[Collected data entries]
^^^^^^^^

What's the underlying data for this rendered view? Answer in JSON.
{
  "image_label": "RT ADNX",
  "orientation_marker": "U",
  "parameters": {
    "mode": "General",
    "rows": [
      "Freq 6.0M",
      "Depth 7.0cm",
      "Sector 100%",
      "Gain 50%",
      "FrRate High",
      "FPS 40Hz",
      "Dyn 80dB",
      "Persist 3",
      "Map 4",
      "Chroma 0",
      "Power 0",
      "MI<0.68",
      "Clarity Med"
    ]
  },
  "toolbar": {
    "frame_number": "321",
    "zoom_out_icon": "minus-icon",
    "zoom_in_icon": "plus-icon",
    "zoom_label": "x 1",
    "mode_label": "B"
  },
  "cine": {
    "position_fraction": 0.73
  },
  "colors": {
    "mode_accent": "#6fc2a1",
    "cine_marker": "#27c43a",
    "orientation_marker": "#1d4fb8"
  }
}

^^^^^^^^

[Task goal]
Provide only the number of lines in the entries that hold the word "icon".

[Answer for the task]
2